# [GIVEN EXERCISE]
All of the entries need to be written out again, exactly as they are.

Stored entries:
——

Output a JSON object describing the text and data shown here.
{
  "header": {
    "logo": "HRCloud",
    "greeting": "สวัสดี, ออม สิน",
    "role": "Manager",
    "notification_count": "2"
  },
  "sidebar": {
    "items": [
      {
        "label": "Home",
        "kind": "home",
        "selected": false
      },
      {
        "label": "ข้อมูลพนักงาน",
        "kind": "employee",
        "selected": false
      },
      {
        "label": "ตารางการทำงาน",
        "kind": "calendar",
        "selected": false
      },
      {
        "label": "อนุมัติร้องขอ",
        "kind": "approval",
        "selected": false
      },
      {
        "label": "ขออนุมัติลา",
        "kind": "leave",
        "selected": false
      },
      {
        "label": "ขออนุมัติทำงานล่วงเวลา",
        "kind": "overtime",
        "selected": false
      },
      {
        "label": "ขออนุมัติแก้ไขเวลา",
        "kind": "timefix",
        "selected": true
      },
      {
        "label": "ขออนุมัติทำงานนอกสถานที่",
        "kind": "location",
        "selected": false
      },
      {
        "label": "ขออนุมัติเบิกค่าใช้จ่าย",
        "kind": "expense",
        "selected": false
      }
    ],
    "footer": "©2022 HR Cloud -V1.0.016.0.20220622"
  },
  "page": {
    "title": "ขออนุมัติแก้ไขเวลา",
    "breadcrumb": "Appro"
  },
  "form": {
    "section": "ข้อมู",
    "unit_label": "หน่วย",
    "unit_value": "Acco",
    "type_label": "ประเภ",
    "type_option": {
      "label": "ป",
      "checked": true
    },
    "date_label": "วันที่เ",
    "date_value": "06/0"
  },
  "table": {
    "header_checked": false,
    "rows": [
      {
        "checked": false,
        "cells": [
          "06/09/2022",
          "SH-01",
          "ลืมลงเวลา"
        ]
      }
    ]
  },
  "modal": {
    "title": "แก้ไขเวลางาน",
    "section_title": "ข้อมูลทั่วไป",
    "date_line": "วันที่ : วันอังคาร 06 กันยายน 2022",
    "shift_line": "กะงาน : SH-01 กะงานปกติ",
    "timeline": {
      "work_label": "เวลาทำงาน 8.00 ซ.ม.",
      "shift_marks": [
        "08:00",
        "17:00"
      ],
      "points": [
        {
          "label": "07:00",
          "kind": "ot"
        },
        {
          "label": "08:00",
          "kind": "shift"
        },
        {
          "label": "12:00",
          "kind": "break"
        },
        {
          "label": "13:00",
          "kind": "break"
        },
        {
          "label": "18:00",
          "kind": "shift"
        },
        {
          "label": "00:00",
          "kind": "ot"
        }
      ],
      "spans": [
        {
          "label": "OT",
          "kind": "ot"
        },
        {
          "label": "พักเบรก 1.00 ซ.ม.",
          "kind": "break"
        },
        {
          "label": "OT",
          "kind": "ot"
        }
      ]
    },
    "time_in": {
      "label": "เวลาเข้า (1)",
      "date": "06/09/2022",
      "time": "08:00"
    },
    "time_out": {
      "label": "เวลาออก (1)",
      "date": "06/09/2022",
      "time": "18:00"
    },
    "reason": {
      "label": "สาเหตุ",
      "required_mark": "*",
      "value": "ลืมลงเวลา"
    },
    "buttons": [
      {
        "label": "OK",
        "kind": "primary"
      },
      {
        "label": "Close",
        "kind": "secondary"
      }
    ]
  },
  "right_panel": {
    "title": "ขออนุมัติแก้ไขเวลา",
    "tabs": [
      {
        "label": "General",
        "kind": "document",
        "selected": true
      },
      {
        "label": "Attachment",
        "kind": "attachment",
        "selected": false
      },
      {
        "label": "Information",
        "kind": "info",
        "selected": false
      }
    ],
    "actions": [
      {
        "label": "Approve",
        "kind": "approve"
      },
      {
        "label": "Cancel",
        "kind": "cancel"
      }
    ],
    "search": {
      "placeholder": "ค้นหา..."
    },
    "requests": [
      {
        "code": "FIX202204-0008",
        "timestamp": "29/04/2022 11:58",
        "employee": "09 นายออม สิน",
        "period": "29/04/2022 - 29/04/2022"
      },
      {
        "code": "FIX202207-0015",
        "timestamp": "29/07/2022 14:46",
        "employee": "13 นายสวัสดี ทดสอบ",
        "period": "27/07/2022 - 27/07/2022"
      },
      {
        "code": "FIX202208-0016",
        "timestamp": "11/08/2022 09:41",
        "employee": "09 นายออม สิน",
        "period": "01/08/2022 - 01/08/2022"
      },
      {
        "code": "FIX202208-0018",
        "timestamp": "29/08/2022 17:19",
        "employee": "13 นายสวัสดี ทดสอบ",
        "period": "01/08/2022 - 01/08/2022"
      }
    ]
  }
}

——

# [CORRECT OUTPUT]
Output a JSON object describing the text and data shown here.
{
  "header": {
    "logo": "HRCloud",
    "greeting": "สวัสดี, ออม สิน",
    "role": "Manager",
    "notification_count": "2"
  },
  "sidebar": {
    "items": [
      {
        "label": "Home",
        "kind": "home",
        "selected": false
      },
      {
        "label": "ข้อมูลพนักงาน",
        "kind": "employee",
        "selected": false
      },
      {
        "label": "ตารางการทำงาน",
        "kind": "calendar",
        "selected": false
      },
      {
        "label": "อนุมัติร้องขอ",
        "kind": "approval",
        "selected": false
      },
      {
        "label": "ขออนุมัติลา",
        "kind": "leave",
        "selected": false
      },
      {
        "label": "ขออนุมัติทำงานล่วงเวลา",
        "kind": "overtime",
        "selected": false
      },
      {
        "label": "ขออนุมัติแก้ไขเวลา",
        "kind": "timefix",
        "selected": true
      },
      {
        "label": "ขออนุมัติทำงานนอกสถานที่",
        "kind": "location",
        "selected": false
      },
      {
        "label": "ขออนุมัติเบิกค่าใช้จ่าย",
        "kind": "expense",
        "selected": false
      }
    ],
    "footer": "©2022 HR Cloud -V1.0.016.0.20220622"
  },
  "page": {
    "title": "ขออนุมัติแก้ไขเวลา",
    "breadcrumb": "Appro"
  },
  "form": {
    "section": "ข้อมู",
    "unit_label": "หน่วย",
    "unit_value": "Acco",
    "type_label": "ประเภ",
    "type_option": {
      "label": "ป",
      "checked": true
    },
    "date_label": "วันที่เ",
    "date_value": "06/0"
  },
  "table": {
    "header_checked": false,
    "rows": [
      {
        "checked": false,
        "cells": [
          "06/09/2022",
          "SH-01",
          "ลืมลงเวลา"
        ]
      }
    ]
  },
  "modal": {
    "title": "แก้ไขเวลางาน",
    "section_title": "ข้อมูลทั่วไป",
    "date_line": "วันที่ : วันอังคาร 06 กันยายน 2022",
    "shift_line": "กะงาน : SH-01 กะงานปกติ",
    "timeline": {
      "work_label": "เวลาทำงาน 8.00 ซ.ม.",
      "shift_marks": [
        "08:00",
        "17:00"
      ],
      "points": [
        {
          "label": "07:00",
          "kind": "ot"
        },
        {
          "label": "08:00",
          "kind": "shift"
        },
        {
          "label": "12:00",
          "kind": "break"
        },
        {
          "label": "13:00",
          "kind": "break"
        },
        {
          "label": "18:00",
          "kind": "shift"
        },
        {
          "label": "00:00",
          "kind": "ot"
        }
      ],
      "spans": [
        {
          "label": "OT",
          "kind": "ot"
        },
        {
          "label": "พักเบรก 1.00 ซ.ม.",
          "kind": "break"
        },
        {
          "label": "OT",
          "kind": "ot"
        }
      ]
    },
    "time_in": {
      "label": "เวลาเข้า (1)",
      "date": "06/09/2022",
      "time": "08:00"
    },
    "time_out": {
      "label": "เวลาออก (1)",
      "date": "06/09/2022",
      "time": "18:00"
    },
    "reason": {
      "label": "สาเหตุ",
      "required_mark": "*",
      "value": "ลืมลงเวลา"
    },
    "buttons": [
      {
        "label": "OK",
        "kind": "primary"
      },
      {
        "label": "Close",
        "kind": "secondary"
      }
    ]
  },
  "right_panel": {
    "title": "ขออนุมัติแก้ไขเวลา",
    "tabs": [
      {
        "label": "General",
        "kind": "document",
        "selected": true
      },
      {
        "label": "Attachment",
        "kind": "attachment",
        "selected": false
      },
      {
        "label": "Information",
        "kind": "info",
        "selected": false
      }
    ],
    "actions": [
      {
        "label": "Approve",
        "kind": "approve"
      },
      {
        "label": "Cancel",
        "kind": "cancel"
      }
    ],
    "search": {
      "placeholder": "ค้นหา..."
    },
    "requests": [
      {
        "code": "FIX202204-0008",
        "timestamp": "29/04/2022 11:58",
        "employee": "09 นายออม สิน",
        "period": "29/04/2022 - 29/04/2022"
      },
      {
        "code": "FIX202207-0015",
        "timestamp": "29/07/2022 14:46",
        "employee": "13 นายสวัสดี ทดสอบ",
        "period": "27/07/2022 - 27/07/2022"
      },
      {
        "code": "FIX202208-0016",
        "timestamp": "11/08/2022 09:41",
        "employee": "09 นายออม สิน",
        "period": "01/08/2022 - 01/08/2022"
      },
      {
        "code": "FIX202208-0018",
        "timestamp": "29/08/2022 17:19",
        "employee": "13 นายสวัสดี ทดสอบ",
        "period": "01/08/2022 - 01/08/2022"
      }
    ]
  }
}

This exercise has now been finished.